— OBJECTIVE —
Pull out every line below that contains the word "respect".
☆ ☆ ☆ ☆
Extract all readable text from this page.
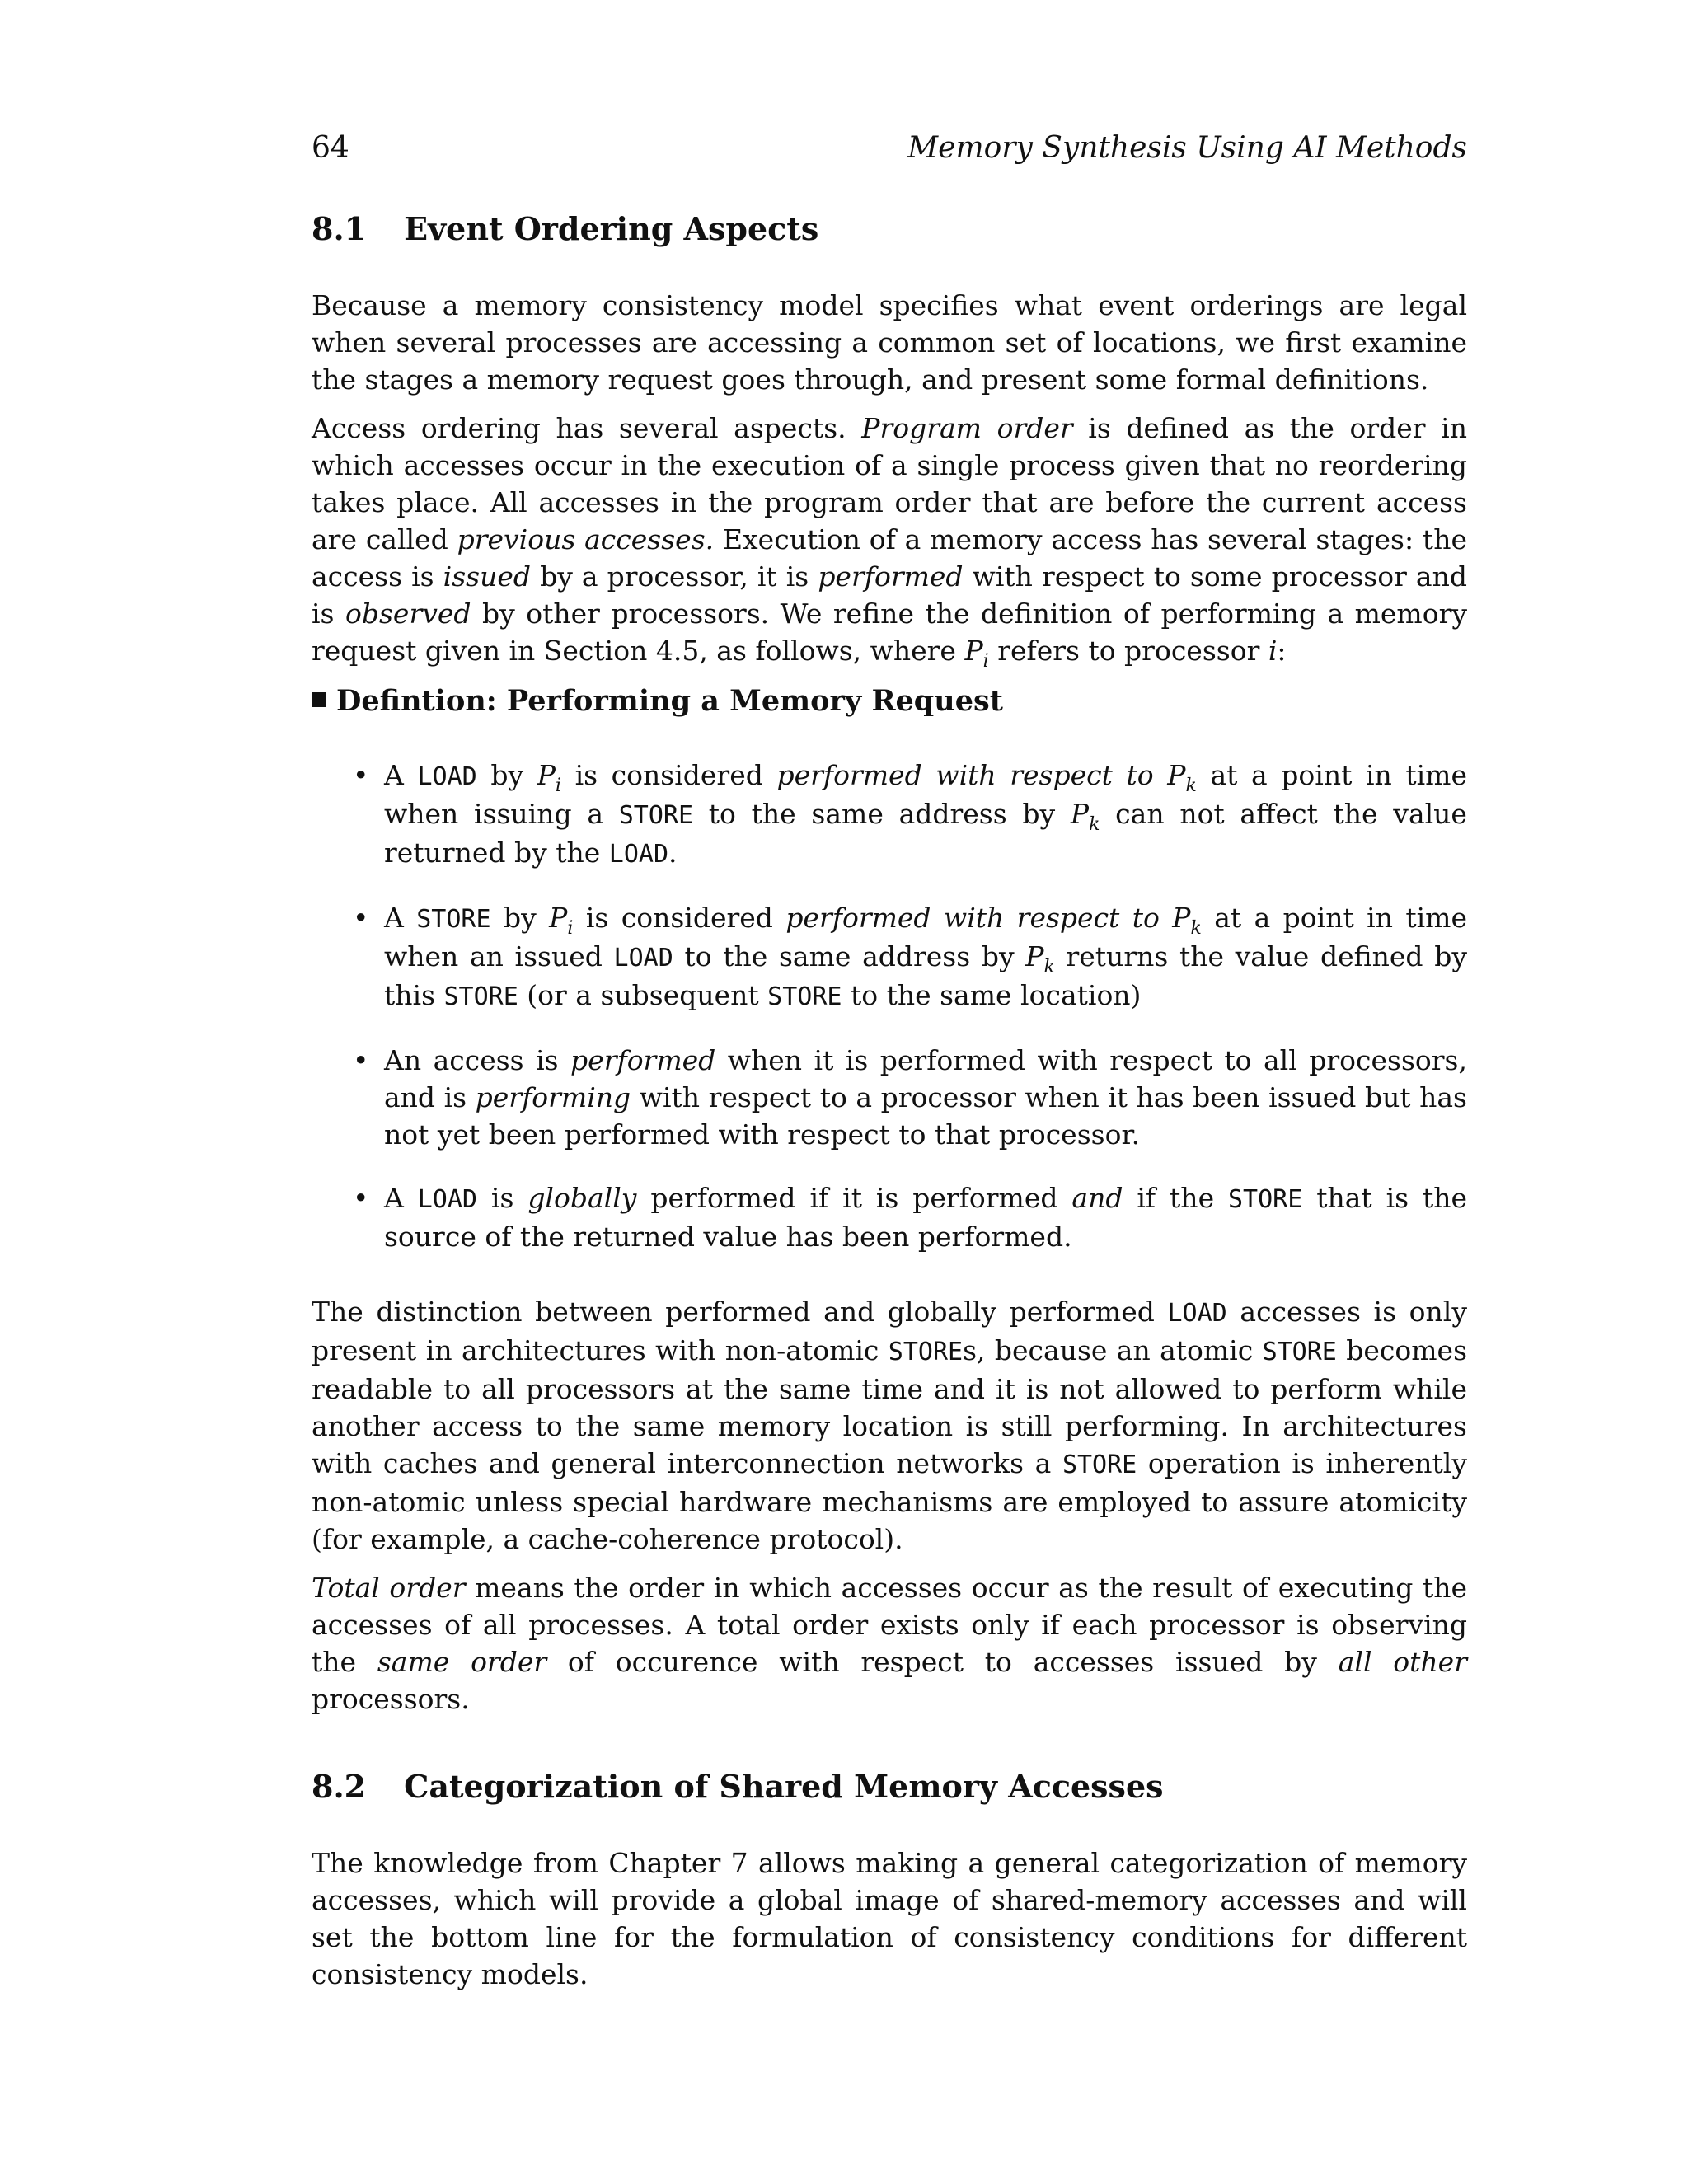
64	Memory Synthesis Using AI Methods
8.1 Event Ordering Aspects

Because a memory consistency model specifies what event orderings are legal when several processes are accessing a common set of locations, we first examine the stages a memory request goes through, and present some formal definitions.

Access ordering has several aspects. Program order is defined as the order in which accesses occur in the execution of a single process given that no reordering takes place. All accesses in the program order that are before the current access are called previous accesses. Execution of a memory access has several stages: the access is issued by a processor, it is performed with respect to some processor and is observed by other processors. We refine the definition of performing a memory request given in Section 4.5, as follows, where $P_i$ refers to processor i:

Defintion: Performing a Memory Request
• A LOAD by $P_i$ is considered performed with respect to $P_k$ at a point in time when issuing a STORE to the same address by $P_k$ can not affect the value returned by the LOAD.
• A STORE by $P_i$ is considered performed with respect to $P_k$ at a point in time when an issued LOAD to the same address by $P_k$ returns the value defined by this STORE (or a subsequent STORE to the same location)
• An access is performed when it is performed with respect to all processors, and is performing with respect to a processor when it has been issued but has not yet been performed with respect to that processor.
• A LOAD is globally performed if it is performed and if the STORE that is the source of the returned value has been performed.

The distinction between performed and globally performed LOAD accesses is only present in architectures with non-atomic STOREs, because an atomic STORE becomes readable to all processors at the same time and it is not allowed to perform while another access to the same memory location is still performing. In architectures with caches and general interconnection networks a STORE operation is inherently non-atomic unless special hardware mechanisms are employed to assure atomicity (for example, a cache-coherence protocol).

Total order means the order in which accesses occur as the result of executing the accesses of all processes. A total order exists only if each processor is observing the same order of occurence with respect to accesses issued by all other processors.

8.2 Categorization of Shared Memory Accesses

The knowledge from Chapter 7 allows making a general categorization of memory accesses, which will provide a global image of shared-memory accesses and will set the bottom line for the formulation of consistency conditions for different consistency models.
☆ ☆ ☆ ☆
— RESULT —
Access ordering has several aspects. Program order is defined as the order in which accesses occur in the execution of a single process given that no reordering takes place. All accesses in the program order that are before the current access are called previous accesses. Execution of a memory access has several stages: the access is issued by a processor, it is performed with respect to some processor and is observed by other processors. We refine the definition of performing a memory request given in Section 4.5, as follows, where $P_i$ refers to processor i:
• A LOAD by $P_i$ is considered performed with respect to $P_k$ at a point in time when issuing a STORE to the same address by $P_k$ can not affect the value returned by the LOAD.
• A STORE by $P_i$ is considered performed with respect to $P_k$ at a point in time when an issued LOAD to the same address by $P_k$ returns the value defined by this STORE (or a subsequent STORE to the same location)
• An access is performed when it is performed with respect to all processors, and is performing with respect to a processor when it has been issued but has not yet been performed with respect to that processor.
Total order means the order in which accesses occur as the result of executing the accesses of all processes. A total order exists only if each processor is observing the same order of occurence with respect to accesses issued by all other processors.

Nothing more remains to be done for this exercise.